**ASSIGNED TASK:**
Your answer should be every line of the records that contains the word "Functional", copied as it stands.

**GIVEN ENTRIES:**
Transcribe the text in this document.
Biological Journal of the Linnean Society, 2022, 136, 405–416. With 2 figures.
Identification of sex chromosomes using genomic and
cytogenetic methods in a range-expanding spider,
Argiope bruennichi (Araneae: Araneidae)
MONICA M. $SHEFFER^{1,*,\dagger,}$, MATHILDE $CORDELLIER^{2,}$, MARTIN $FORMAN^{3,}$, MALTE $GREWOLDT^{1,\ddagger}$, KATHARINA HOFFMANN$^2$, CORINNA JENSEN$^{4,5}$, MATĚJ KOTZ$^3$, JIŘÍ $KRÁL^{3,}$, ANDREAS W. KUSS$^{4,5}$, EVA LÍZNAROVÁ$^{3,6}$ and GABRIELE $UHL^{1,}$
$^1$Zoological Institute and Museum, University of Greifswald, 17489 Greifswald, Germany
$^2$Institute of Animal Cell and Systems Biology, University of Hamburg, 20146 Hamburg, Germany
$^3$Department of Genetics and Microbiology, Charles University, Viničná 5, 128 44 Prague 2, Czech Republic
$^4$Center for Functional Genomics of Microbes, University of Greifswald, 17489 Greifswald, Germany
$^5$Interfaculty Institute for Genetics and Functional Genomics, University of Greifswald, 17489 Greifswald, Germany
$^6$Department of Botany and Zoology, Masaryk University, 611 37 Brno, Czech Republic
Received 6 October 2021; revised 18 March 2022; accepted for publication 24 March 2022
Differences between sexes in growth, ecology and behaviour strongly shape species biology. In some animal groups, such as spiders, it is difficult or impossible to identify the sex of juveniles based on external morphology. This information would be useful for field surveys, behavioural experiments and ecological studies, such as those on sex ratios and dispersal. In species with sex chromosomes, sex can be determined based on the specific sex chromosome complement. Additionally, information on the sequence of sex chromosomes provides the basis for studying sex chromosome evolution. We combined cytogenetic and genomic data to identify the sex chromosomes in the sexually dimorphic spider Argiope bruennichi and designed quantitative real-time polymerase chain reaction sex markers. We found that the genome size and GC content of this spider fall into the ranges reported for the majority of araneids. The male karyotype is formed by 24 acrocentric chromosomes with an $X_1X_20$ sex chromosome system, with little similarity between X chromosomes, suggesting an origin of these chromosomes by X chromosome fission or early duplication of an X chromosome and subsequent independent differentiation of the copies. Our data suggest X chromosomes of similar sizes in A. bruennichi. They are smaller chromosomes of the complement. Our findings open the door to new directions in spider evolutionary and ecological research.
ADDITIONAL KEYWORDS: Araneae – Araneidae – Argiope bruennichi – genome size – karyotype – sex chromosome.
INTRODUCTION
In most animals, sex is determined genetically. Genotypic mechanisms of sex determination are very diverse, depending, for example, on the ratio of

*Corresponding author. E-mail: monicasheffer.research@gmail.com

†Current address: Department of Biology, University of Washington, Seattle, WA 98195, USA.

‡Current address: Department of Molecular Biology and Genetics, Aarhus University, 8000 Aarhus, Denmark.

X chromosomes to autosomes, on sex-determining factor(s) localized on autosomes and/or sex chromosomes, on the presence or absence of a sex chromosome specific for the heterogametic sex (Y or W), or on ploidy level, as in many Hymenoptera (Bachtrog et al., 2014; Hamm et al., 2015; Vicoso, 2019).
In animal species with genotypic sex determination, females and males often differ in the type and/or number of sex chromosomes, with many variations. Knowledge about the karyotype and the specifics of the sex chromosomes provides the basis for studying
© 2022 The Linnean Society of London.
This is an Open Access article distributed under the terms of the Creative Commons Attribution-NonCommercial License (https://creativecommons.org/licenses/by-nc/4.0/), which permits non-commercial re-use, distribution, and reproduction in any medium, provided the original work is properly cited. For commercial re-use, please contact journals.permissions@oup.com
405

**EXERCISE SOLUTION:**
$^4$Center for Functional Genomics of Microbes, University of Greifswald, 17489 Greifswald, Germany
$^5$Interfaculty Institute for Genetics and Functional Genomics, University of Greifswald, 17489 Greifswald, Germany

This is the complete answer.